**** Input data ****
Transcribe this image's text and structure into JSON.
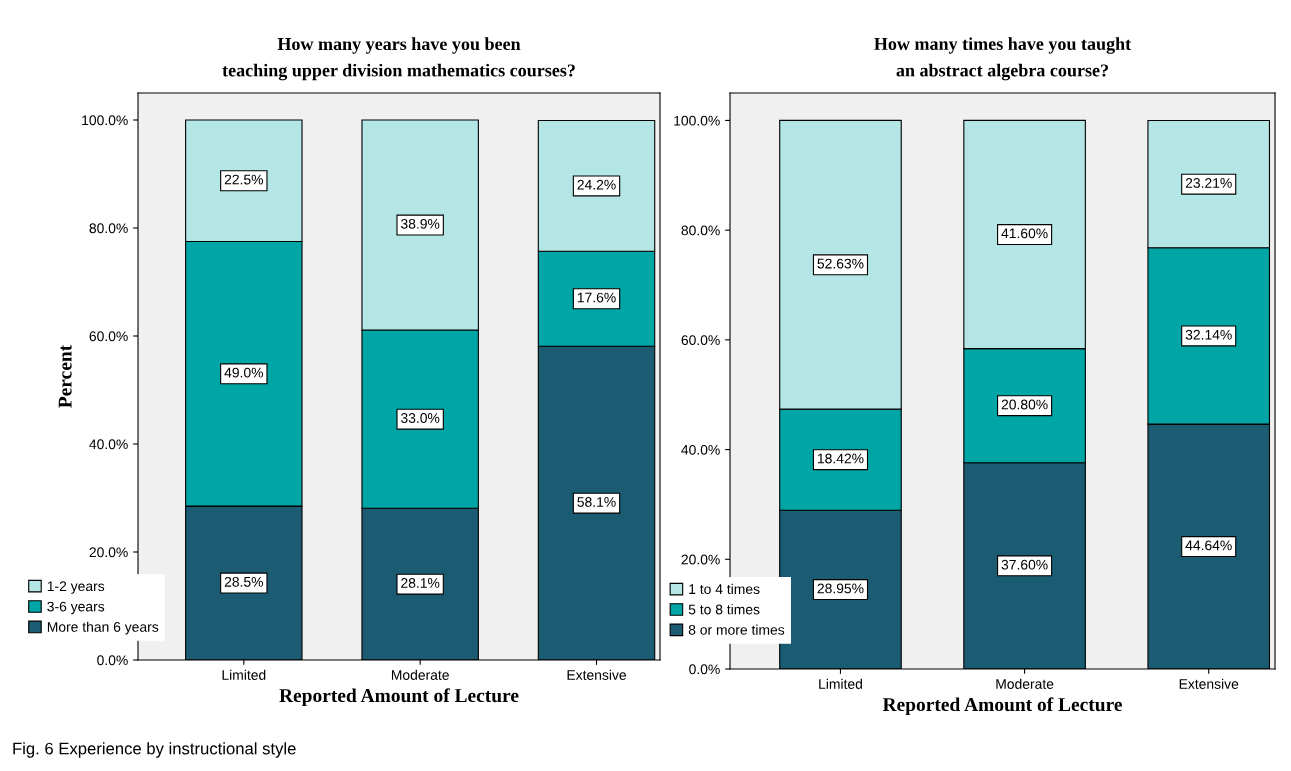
{
  "chart_data": [
    {
      "type": "bar",
      "stacked": true,
      "title": "How many years have you been\nteaching upper division mathematics courses?",
      "xlabel": "Reported Amount of Lecture",
      "ylabel": "Percent",
      "categories": [
        "Limited",
        "Moderate",
        "Extensive"
      ],
      "ylim": [
        0,
        105
      ],
      "yticks": [
        {
          "value": 0,
          "label": "0.0%"
        },
        {
          "value": 20,
          "label": "20.0%"
        },
        {
          "value": 40,
          "label": "40.0%"
        },
        {
          "value": 60,
          "label": "60.0%"
        },
        {
          "value": 80,
          "label": "80.0%"
        },
        {
          "value": 100,
          "label": "100.0%"
        }
      ],
      "grid": false,
      "legend": "bottom left",
      "series": [
        {
          "name": "More than 6 years",
          "color": "#1c5c72",
          "values": [
            28.5,
            28.1,
            58.1
          ],
          "value_labels": [
            "28.5%",
            "28.1%",
            "58.1%"
          ]
        },
        {
          "name": "3-6 years",
          "color": "#00a5a5",
          "values": [
            49.0,
            33.0,
            17.6
          ],
          "value_labels": [
            "49.0%",
            "33.0%",
            "17.6%"
          ]
        },
        {
          "name": "1-2 years",
          "color": "#b4e6e6",
          "values": [
            22.5,
            38.9,
            24.2
          ],
          "value_labels": [
            "22.5%",
            "38.9%",
            "24.2%"
          ]
        }
      ],
      "annotations": [
        "Fig. 6 Experience by instructional style"
      ]
    },
    {
      "type": "bar",
      "stacked": true,
      "title": "How many times have you taught\nan abstract algebra course?",
      "xlabel": "Reported Amount of Lecture",
      "categories": [
        "Limited",
        "Moderate",
        "Extensive"
      ],
      "ylim": [
        0,
        105
      ],
      "yticks": [
        {
          "value": 0,
          "label": "0.0%"
        },
        {
          "value": 20,
          "label": "20.0%"
        },
        {
          "value": 40,
          "label": "40.0%"
        },
        {
          "value": 60,
          "label": "60.0%"
        },
        {
          "value": 80,
          "label": "80.0%"
        },
        {
          "value": 100,
          "label": "100.0%"
        }
      ],
      "grid": false,
      "legend": "bottom left",
      "series": [
        {
          "name": "8 or more times",
          "color": "#1c5c72",
          "values": [
            28.95,
            37.6,
            44.64
          ],
          "value_labels": [
            "28.95%",
            "37.60%",
            "44.64%"
          ]
        },
        {
          "name": "5 to 8 times",
          "color": "#00a5a5",
          "values": [
            18.42,
            20.8,
            32.14
          ],
          "value_labels": [
            "18.42%",
            "20.80%",
            "32.14%"
          ]
        },
        {
          "name": "1 to 4 times",
          "color": "#b4e6e6",
          "values": [
            52.63,
            41.6,
            23.21
          ],
          "value_labels": [
            "52.63%",
            "41.60%",
            "23.21%"
          ]
        }
      ]
    }
  ]
}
****
**To do:**
Every entry above needs to be retyped exactly; drop the pictures.

**Exercise output:**
Transcribe this image's text and structure into JSON.
{
  "chart_data": [
    {
      "type": "bar",
      "stacked": true,
      "title": "How many years have you been\nteaching upper division mathematics courses?",
      "xlabel": "Reported Amount of Lecture",
      "ylabel": "Percent",
      "categories": [
        "Limited",
        "Moderate",
        "Extensive"
      ],
      "ylim": [
        0,
        105
      ],
      "yticks": [
        {
          "value": 0,
          "label": "0.0%"
        },
        {
          "value": 20,
          "label": "20.0%"
        },
        {
          "value": 40,
          "label": "40.0%"
        },
        {
          "value": 60,
          "label": "60.0%"
        },
        {
          "value": 80,
          "label": "80.0%"
        },
        {
          "value": 100,
          "label": "100.0%"
        }
      ],
      "grid": false,
      "legend": "bottom left",
      "series": [
        {
          "name": "More than 6 years",
          "color": "#1c5c72",
          "values": [
            28.5,
            28.1,
            58.1
          ],
          "value_labels": [
            "28.5%",
            "28.1%",
            "58.1%"
          ]
        },
        {
          "name": "3-6 years",
          "color": "#00a5a5",
          "values": [
            49.0,
            33.0,
            17.6
          ],
          "value_labels": [
            "49.0%",
            "33.0%",
            "17.6%"
          ]
        },
        {
          "name": "1-2 years",
          "color": "#b4e6e6",
          "values": [
            22.5,
            38.9,
            24.2
          ],
          "value_labels": [
            "22.5%",
            "38.9%",
            "24.2%"
          ]
        }
      ],
      "annotations": [
        "Fig. 6 Experience by instructional style"
      ]
    },
    {
      "type": "bar",
      "stacked": true,
      "title": "How many times have you taught\nan abstract algebra course?",
      "xlabel": "Reported Amount of Lecture",
      "categories": [
        "Limited",
        "Moderate",
        "Extensive"
      ],
      "ylim": [
        0,
        105
      ],
      "yticks": [
        {
          "value": 0,
          "label": "0.0%"
        },
        {
          "value": 20,
          "label": "20.0%"
        },
        {
          "value": 40,
          "label": "40.0%"
        },
        {
          "value": 60,
          "label": "60.0%"
        },
        {
          "value": 80,
          "label": "80.0%"
        },
        {
          "value": 100,
          "label": "100.0%"
        }
      ],
      "grid": false,
      "legend": "bottom left",
      "series": [
        {
          "name": "8 or more times",
          "color": "#1c5c72",
          "values": [
            28.95,
            37.6,
            44.64
          ],
          "value_labels": [
            "28.95%",
            "37.60%",
            "44.64%"
          ]
        },
        {
          "name": "5 to 8 times",
          "color": "#00a5a5",
          "values": [
            18.42,
            20.8,
            32.14
          ],
          "value_labels": [
            "18.42%",
            "20.80%",
            "32.14%"
          ]
        },
        {
          "name": "1 to 4 times",
          "color": "#b4e6e6",
          "values": [
            52.63,
            41.6,
            23.21
          ],
          "value_labels": [
            "52.63%",
            "41.60%",
            "23.21%"
          ]
        }
      ]
    }
  ]
}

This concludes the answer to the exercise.